Search the data for the word "صنعت". Reproduce every line where it is found.

## DATA SHOWN
——

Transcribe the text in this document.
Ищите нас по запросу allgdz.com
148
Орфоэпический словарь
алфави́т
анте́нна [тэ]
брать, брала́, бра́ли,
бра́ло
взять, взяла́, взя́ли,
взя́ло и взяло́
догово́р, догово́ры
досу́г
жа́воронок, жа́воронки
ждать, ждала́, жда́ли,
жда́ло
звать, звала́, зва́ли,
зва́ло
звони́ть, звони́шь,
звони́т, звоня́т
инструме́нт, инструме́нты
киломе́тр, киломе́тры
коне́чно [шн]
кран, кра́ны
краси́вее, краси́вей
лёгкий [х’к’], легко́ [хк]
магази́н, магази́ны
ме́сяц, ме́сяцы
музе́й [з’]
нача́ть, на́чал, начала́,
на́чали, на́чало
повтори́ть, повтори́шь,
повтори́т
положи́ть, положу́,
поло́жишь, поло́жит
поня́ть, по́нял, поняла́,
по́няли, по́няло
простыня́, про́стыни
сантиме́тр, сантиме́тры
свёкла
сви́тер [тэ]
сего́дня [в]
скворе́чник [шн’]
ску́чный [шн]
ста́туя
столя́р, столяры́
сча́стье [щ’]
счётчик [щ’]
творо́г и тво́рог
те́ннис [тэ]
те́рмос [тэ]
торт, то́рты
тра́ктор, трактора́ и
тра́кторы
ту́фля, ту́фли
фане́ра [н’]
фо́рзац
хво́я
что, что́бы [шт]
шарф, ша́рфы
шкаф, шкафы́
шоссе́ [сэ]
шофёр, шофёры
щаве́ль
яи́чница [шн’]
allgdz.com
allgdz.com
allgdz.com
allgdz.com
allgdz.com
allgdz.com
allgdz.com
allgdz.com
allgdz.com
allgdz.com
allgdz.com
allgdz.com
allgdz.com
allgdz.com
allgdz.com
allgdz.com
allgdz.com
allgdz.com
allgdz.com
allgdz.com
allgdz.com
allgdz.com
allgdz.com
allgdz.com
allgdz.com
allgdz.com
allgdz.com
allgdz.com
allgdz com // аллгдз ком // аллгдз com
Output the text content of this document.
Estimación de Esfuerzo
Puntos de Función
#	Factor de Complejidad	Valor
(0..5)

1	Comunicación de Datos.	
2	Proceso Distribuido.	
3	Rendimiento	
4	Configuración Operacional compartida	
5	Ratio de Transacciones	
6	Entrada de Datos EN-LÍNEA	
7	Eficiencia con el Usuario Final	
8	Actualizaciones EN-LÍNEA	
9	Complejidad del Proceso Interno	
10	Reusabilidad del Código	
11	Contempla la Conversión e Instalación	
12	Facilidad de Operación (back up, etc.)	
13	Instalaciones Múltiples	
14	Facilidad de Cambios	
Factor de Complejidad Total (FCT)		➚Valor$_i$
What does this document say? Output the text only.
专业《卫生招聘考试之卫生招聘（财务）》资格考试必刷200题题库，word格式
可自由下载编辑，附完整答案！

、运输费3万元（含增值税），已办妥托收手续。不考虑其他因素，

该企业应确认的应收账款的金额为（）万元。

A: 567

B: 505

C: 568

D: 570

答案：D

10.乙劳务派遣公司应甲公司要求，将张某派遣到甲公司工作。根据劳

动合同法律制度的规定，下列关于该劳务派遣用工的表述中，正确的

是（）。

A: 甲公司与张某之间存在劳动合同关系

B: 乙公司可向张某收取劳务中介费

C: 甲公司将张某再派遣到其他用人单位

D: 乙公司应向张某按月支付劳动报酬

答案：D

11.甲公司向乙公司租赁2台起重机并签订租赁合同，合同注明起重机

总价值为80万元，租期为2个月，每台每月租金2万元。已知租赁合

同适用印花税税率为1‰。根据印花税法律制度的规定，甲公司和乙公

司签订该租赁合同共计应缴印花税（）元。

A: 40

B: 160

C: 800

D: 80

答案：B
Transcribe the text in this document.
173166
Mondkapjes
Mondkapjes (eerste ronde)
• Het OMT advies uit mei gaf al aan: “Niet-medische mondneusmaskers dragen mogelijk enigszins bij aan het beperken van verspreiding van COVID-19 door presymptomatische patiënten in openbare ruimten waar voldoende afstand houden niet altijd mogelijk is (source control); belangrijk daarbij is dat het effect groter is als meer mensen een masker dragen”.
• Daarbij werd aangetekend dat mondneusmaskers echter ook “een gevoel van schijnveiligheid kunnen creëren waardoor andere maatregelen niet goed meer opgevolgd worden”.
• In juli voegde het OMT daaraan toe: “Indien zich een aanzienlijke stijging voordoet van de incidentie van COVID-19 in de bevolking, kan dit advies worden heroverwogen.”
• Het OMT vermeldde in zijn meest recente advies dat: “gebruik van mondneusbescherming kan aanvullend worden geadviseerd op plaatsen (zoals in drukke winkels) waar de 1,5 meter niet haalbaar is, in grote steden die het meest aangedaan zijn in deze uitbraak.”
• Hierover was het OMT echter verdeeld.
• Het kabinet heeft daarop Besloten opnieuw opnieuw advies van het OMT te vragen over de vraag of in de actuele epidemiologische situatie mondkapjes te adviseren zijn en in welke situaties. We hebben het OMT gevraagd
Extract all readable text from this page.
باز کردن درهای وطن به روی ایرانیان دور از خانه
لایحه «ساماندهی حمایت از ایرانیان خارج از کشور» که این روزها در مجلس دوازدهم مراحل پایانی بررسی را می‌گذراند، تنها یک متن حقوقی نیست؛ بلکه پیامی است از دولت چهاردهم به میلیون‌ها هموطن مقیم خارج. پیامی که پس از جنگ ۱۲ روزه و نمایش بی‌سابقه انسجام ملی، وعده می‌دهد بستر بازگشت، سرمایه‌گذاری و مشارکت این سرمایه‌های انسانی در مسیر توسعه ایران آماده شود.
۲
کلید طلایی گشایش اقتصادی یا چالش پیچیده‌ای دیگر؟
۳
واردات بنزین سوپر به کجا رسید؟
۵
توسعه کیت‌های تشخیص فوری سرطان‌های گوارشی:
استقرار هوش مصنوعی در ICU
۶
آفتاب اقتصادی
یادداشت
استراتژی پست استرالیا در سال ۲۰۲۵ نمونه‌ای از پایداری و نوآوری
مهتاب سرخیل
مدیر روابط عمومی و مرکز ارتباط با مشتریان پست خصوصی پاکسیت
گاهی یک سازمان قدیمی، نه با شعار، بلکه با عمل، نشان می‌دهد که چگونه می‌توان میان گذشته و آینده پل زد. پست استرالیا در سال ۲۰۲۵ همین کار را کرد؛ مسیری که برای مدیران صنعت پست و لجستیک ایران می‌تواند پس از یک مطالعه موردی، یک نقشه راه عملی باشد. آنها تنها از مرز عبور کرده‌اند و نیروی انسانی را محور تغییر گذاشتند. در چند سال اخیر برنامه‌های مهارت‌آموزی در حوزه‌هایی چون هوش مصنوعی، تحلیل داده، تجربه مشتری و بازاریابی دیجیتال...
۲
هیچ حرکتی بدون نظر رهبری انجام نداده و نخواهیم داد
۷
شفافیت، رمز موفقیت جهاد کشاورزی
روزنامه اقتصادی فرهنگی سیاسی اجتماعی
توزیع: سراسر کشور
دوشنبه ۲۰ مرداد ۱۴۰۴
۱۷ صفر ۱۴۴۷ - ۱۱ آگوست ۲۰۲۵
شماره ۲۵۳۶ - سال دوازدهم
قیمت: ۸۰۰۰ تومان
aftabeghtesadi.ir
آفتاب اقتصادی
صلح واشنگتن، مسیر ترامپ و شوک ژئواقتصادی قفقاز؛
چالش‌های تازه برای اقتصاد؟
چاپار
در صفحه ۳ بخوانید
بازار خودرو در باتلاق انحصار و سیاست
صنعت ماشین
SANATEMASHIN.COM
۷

——

## WRITTEN ANSWER
گاهی یک سازمان قدیمی، نه با شعار، بلکه با عمل، نشان می‌دهد که چگونه می‌توان میان گذشته و آینده پل زد. پست استرالیا در سال ۲۰۲۵ همین کار را کرد؛ مسیری که برای مدیران صنعت پست و لجستیک ایران می‌تواند پس از یک مطالعه موردی، یک نقشه راه عملی باشد. آنها تنها از مرز عبور کرده‌اند و نیروی انسانی را محور تغییر گذاشتند. در چند سال اخیر برنامه‌های مهارت‌آموزی در حوزه‌هایی چون هوش مصنوعی، تحلیل داده، تجربه مشتری و بازاریابی دیجیتال...
صنعت ماشین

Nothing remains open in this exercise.